» **Aim**
Return every line below as is, leaving out the pictures.

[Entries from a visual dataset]

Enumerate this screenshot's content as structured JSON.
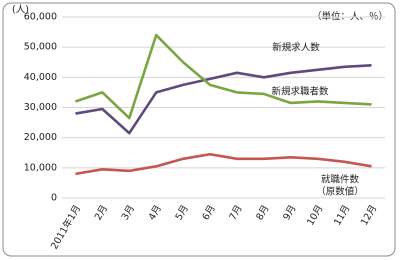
{
  "chart_data": {
    "type": "line",
    "unit_left": "(人)",
    "unit_right": "（単位：人、％）",
    "categories": [
      "2011年1月",
      "2月",
      "3月",
      "4月",
      "5月",
      "6月",
      "7月",
      "8月",
      "9月",
      "10月",
      "11月",
      "12月"
    ],
    "series": [
      {
        "name": "新規求人数",
        "color": "#5f4a7e",
        "values": [
          28000,
          29500,
          21500,
          35000,
          37500,
          39500,
          41500,
          40000,
          41500,
          42500,
          43500,
          44000
        ]
      },
      {
        "name": "新規求職者数",
        "color": "#79a640",
        "values": [
          32000,
          35000,
          26500,
          54000,
          45000,
          37500,
          35000,
          34500,
          31500,
          32000,
          31500,
          31000
        ]
      },
      {
        "name": "就職件数",
        "sublabel": "（原数値）",
        "color": "#c55651",
        "values": [
          8000,
          9500,
          9000,
          10500,
          13000,
          14500,
          13000,
          13000,
          13500,
          13000,
          12000,
          10500
        ]
      }
    ],
    "ylim": [
      0,
      60000
    ],
    "yticks": [
      {
        "value": 0,
        "label": "0"
      },
      {
        "value": 10000,
        "label": "10,000"
      },
      {
        "value": 20000,
        "label": "20,000"
      },
      {
        "value": 30000,
        "label": "30,000"
      },
      {
        "value": 40000,
        "label": "40,000"
      },
      {
        "value": 50000,
        "label": "50,000"
      },
      {
        "value": 60000,
        "label": "60,000"
      }
    ],
    "grid": true
  }
}
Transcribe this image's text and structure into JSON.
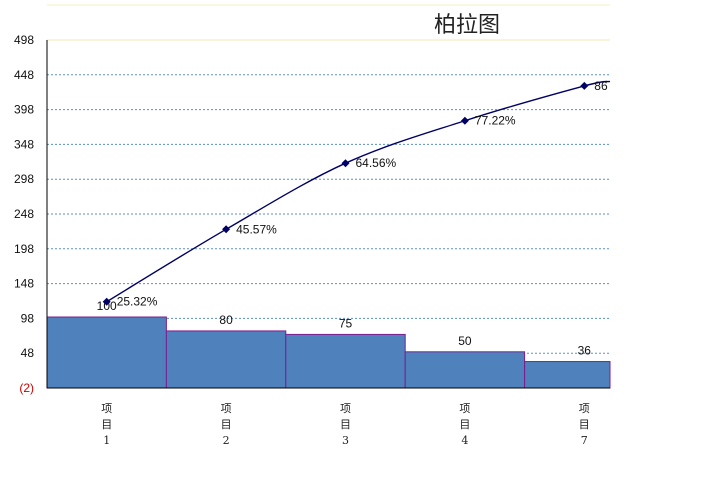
{
  "chart_data": {
    "type": "bar",
    "title": "柏拉图",
    "xlabel": "",
    "ylabel": "",
    "ylim": [
      -2,
      498
    ],
    "yticks": [
      "(2)",
      "48",
      "98",
      "148",
      "198",
      "248",
      "298",
      "348",
      "398",
      "448",
      "498"
    ],
    "ytick_values": [
      -2,
      48,
      98,
      148,
      198,
      248,
      298,
      348,
      398,
      448,
      498
    ],
    "grid": true,
    "categories": [
      "项\n目\n1",
      "项\n目\n2",
      "项\n目\n3",
      "项\n目\n4",
      "项\n目\n7"
    ],
    "series": [
      {
        "type": "bar",
        "values": [
          100,
          80,
          75,
          50,
          36
        ],
        "labels": [
          "100",
          "80",
          "75",
          "50",
          "36"
        ],
        "color": "#4f81bd"
      },
      {
        "type": "line",
        "values": [
          122,
          226,
          321,
          382,
          432
        ],
        "labels": [
          "25.32%",
          "45.57%",
          "64.56%",
          "77.22%",
          "86"
        ],
        "color": "#000066"
      }
    ]
  }
}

» **In response**
Enumerate this screenshot's content as structured JSON.
{
  "chart_data": {
    "type": "line",
    "unit_left": "(人)",
    "unit_right": "（単位：人、％）",
    "categories": [
      "2011年1月",
      "2月",
      "3月",
      "4月",
      "5月",
      "6月",
      "7月",
      "8月",
      "9月",
      "10月",
      "11月",
      "12月"
    ],
    "series": [
      {
        "name": "新規求人数",
        "color": "#5f4a7e",
        "values": [
          28000,
          29500,
          21500,
          35000,
          37500,
          39500,
          41500,
          40000,
          41500,
          42500,
          43500,
          44000
        ]
      },
      {
        "name": "新規求職者数",
        "color": "#79a640",
        "values": [
          32000,
          35000,
          26500,
          54000,
          45000,
          37500,
          35000,
          34500,
          31500,
          32000,
          31500,
          31000
        ]
      },
      {
        "name": "就職件数",
        "sublabel": "（原数値）",
        "color": "#c55651",
        "values": [
          8000,
          9500,
          9000,
          10500,
          13000,
          14500,
          13000,
          13000,
          13500,
          13000,
          12000,
          10500
        ]
      }
    ],
    "ylim": [
      0,
      60000
    ],
    "yticks": [
      {
        "value": 0,
        "label": "0"
      },
      {
        "value": 10000,
        "label": "10,000"
      },
      {
        "value": 20000,
        "label": "20,000"
      },
      {
        "value": 30000,
        "label": "30,000"
      },
      {
        "value": 40000,
        "label": "40,000"
      },
      {
        "value": 50000,
        "label": "50,000"
      },
      {
        "value": 60000,
        "label": "60,000"
      }
    ],
    "grid": true
  }
}
Transcribe this image's text and structure into JSON.
{
  "chart_data": {
    "type": "bar",
    "title": "柏拉图",
    "xlabel": "",
    "ylabel": "",
    "ylim": [
      -2,
      498
    ],
    "yticks": [
      "(2)",
      "48",
      "98",
      "148",
      "198",
      "248",
      "298",
      "348",
      "398",
      "448",
      "498"
    ],
    "ytick_values": [
      -2,
      48,
      98,
      148,
      198,
      248,
      298,
      348,
      398,
      448,
      498
    ],
    "grid": true,
    "categories": [
      "项\n目\n1",
      "项\n目\n2",
      "项\n目\n3",
      "项\n目\n4",
      "项\n目\n7"
    ],
    "series": [
      {
        "type": "bar",
        "values": [
          100,
          80,
          75,
          50,
          36
        ],
        "labels": [
          "100",
          "80",
          "75",
          "50",
          "36"
        ],
        "color": "#4f81bd"
      },
      {
        "type": "line",
        "values": [
          122,
          226,
          321,
          382,
          432
        ],
        "labels": [
          "25.32%",
          "45.57%",
          "64.56%",
          "77.22%",
          "86"
        ],
        "color": "#000066"
      }
    ]
  }
}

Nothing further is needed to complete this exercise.